* BEGIN *

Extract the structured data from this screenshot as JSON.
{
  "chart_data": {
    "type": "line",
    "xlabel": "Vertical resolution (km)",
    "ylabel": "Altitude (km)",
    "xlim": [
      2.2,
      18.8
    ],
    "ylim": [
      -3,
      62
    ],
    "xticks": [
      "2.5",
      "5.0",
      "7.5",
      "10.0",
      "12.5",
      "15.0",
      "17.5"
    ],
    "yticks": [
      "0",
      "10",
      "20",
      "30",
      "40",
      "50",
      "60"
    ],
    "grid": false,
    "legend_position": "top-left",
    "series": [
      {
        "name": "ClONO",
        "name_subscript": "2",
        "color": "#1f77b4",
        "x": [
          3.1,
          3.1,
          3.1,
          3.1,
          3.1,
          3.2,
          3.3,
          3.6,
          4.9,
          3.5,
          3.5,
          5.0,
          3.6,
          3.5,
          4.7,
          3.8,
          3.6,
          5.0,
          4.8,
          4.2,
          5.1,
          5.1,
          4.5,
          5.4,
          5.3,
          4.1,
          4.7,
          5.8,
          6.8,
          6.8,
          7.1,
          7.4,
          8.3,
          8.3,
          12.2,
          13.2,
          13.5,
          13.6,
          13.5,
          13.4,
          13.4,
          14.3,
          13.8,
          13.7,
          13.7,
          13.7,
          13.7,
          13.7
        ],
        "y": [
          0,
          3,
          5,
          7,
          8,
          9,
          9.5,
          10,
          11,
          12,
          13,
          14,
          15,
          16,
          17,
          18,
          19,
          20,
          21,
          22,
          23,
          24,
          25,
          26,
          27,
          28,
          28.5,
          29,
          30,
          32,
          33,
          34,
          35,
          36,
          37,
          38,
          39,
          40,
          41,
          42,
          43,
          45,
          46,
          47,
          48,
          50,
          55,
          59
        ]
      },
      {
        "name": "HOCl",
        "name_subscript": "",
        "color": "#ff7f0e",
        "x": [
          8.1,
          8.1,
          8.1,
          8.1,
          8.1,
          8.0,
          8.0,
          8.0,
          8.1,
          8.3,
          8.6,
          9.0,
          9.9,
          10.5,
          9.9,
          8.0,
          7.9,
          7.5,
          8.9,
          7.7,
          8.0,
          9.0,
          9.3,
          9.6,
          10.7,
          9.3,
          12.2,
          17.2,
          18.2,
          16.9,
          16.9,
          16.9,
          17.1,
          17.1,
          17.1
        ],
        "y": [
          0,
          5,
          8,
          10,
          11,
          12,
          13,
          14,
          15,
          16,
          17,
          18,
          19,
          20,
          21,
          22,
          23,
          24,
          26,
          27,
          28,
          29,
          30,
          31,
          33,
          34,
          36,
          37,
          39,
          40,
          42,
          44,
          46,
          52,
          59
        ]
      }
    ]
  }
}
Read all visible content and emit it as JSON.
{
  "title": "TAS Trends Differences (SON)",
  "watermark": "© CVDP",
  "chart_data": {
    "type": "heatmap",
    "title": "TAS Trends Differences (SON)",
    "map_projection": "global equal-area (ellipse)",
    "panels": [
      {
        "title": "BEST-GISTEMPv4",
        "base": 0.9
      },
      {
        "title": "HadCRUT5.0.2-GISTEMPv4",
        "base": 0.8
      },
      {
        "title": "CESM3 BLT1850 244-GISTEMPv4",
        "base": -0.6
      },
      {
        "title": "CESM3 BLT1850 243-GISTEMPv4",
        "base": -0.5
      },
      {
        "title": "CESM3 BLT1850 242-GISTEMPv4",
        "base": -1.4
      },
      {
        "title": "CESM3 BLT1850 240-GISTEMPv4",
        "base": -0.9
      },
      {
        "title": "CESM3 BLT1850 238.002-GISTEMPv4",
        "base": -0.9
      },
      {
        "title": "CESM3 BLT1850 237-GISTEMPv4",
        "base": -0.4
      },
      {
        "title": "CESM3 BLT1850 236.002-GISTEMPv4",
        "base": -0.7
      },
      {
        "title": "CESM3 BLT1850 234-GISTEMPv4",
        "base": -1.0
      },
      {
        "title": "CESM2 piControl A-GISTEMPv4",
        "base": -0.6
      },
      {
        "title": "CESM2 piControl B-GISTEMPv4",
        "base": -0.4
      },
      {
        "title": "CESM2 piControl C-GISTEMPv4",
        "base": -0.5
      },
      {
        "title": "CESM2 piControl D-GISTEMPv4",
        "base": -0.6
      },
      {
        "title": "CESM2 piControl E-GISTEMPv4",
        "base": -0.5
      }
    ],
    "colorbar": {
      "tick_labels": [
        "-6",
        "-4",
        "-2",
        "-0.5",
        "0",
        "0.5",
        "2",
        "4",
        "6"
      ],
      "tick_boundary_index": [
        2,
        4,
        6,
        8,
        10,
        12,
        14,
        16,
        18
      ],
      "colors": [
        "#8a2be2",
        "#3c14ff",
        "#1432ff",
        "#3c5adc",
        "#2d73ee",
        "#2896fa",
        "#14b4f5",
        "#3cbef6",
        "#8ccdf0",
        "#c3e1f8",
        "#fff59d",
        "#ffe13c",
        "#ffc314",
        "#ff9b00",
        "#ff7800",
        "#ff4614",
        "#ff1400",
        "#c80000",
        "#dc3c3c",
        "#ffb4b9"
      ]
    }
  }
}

* END *

Please repeat the listing exactly, with nothing left out.

Extract the structured data from this screenshot as JSON.
{
  "chart_data": {
    "type": "line",
    "xlabel": "Vertical resolution (km)",
    "ylabel": "Altitude (km)",
    "xlim": [
      2.2,
      18.8
    ],
    "ylim": [
      -3,
      62
    ],
    "xticks": [
      "2.5",
      "5.0",
      "7.5",
      "10.0",
      "12.5",
      "15.0",
      "17.5"
    ],
    "yticks": [
      "0",
      "10",
      "20",
      "30",
      "40",
      "50",
      "60"
    ],
    "grid": false,
    "legend_position": "top-left",
    "series": [
      {
        "name": "ClONO",
        "name_subscript": "2",
        "color": "#1f77b4",
        "x": [
          3.1,
          3.1,
          3.1,
          3.1,
          3.1,
          3.2,
          3.3,
          3.6,
          4.9,
          3.5,
          3.5,
          5.0,
          3.6,
          3.5,
          4.7,
          3.8,
          3.6,
          5.0,
          4.8,
          4.2,
          5.1,
          5.1,
          4.5,
          5.4,
          5.3,
          4.1,
          4.7,
          5.8,
          6.8,
          6.8,
          7.1,
          7.4,
          8.3,
          8.3,
          12.2,
          13.2,
          13.5,
          13.6,
          13.5,
          13.4,
          13.4,
          14.3,
          13.8,
          13.7,
          13.7,
          13.7,
          13.7,
          13.7
        ],
        "y": [
          0,
          3,
          5,
          7,
          8,
          9,
          9.5,
          10,
          11,
          12,
          13,
          14,
          15,
          16,
          17,
          18,
          19,
          20,
          21,
          22,
          23,
          24,
          25,
          26,
          27,
          28,
          28.5,
          29,
          30,
          32,
          33,
          34,
          35,
          36,
          37,
          38,
          39,
          40,
          41,
          42,
          43,
          45,
          46,
          47,
          48,
          50,
          55,
          59
        ]
      },
      {
        "name": "HOCl",
        "name_subscript": "",
        "color": "#ff7f0e",
        "x": [
          8.1,
          8.1,
          8.1,
          8.1,
          8.1,
          8.0,
          8.0,
          8.0,
          8.1,
          8.3,
          8.6,
          9.0,
          9.9,
          10.5,
          9.9,
          8.0,
          7.9,
          7.5,
          8.9,
          7.7,
          8.0,
          9.0,
          9.3,
          9.6,
          10.7,
          9.3,
          12.2,
          17.2,
          18.2,
          16.9,
          16.9,
          16.9,
          17.1,
          17.1,
          17.1
        ],
        "y": [
          0,
          5,
          8,
          10,
          11,
          12,
          13,
          14,
          15,
          16,
          17,
          18,
          19,
          20,
          21,
          22,
          23,
          24,
          26,
          27,
          28,
          29,
          30,
          31,
          33,
          34,
          36,
          37,
          39,
          40,
          42,
          44,
          46,
          52,
          59
        ]
      }
    ]
  }
}
Read all visible content and emit it as JSON.
{
  "title": "TAS Trends Differences (SON)",
  "watermark": "© CVDP",
  "chart_data": {
    "type": "heatmap",
    "title": "TAS Trends Differences (SON)",
    "map_projection": "global equal-area (ellipse)",
    "panels": [
      {
        "title": "BEST-GISTEMPv4",
        "base": 0.9
      },
      {
        "title": "HadCRUT5.0.2-GISTEMPv4",
        "base": 0.8
      },
      {
        "title": "CESM3 BLT1850 244-GISTEMPv4",
        "base": -0.6
      },
      {
        "title": "CESM3 BLT1850 243-GISTEMPv4",
        "base": -0.5
      },
      {
        "title": "CESM3 BLT1850 242-GISTEMPv4",
        "base": -1.4
      },
      {
        "title": "CESM3 BLT1850 240-GISTEMPv4",
        "base": -0.9
      },
      {
        "title": "CESM3 BLT1850 238.002-GISTEMPv4",
        "base": -0.9
      },
      {
        "title": "CESM3 BLT1850 237-GISTEMPv4",
        "base": -0.4
      },
      {
        "title": "CESM3 BLT1850 236.002-GISTEMPv4",
        "base": -0.7
      },
      {
        "title": "CESM3 BLT1850 234-GISTEMPv4",
        "base": -1.0
      },
      {
        "title": "CESM2 piControl A-GISTEMPv4",
        "base": -0.6
      },
      {
        "title": "CESM2 piControl B-GISTEMPv4",
        "base": -0.4
      },
      {
        "title": "CESM2 piControl C-GISTEMPv4",
        "base": -0.5
      },
      {
        "title": "CESM2 piControl D-GISTEMPv4",
        "base": -0.6
      },
      {
        "title": "CESM2 piControl E-GISTEMPv4",
        "base": -0.5
      }
    ],
    "colorbar": {
      "tick_labels": [
        "-6",
        "-4",
        "-2",
        "-0.5",
        "0",
        "0.5",
        "2",
        "4",
        "6"
      ],
      "tick_boundary_index": [
        2,
        4,
        6,
        8,
        10,
        12,
        14,
        16,
        18
      ],
      "colors": [
        "#8a2be2",
        "#3c14ff",
        "#1432ff",
        "#3c5adc",
        "#2d73ee",
        "#2896fa",
        "#14b4f5",
        "#3cbef6",
        "#8ccdf0",
        "#c3e1f8",
        "#fff59d",
        "#ffe13c",
        "#ffc314",
        "#ff9b00",
        "#ff7800",
        "#ff4614",
        "#ff1400",
        "#c80000",
        "#dc3c3c",
        "#ffb4b9"
      ]
    }
  }
}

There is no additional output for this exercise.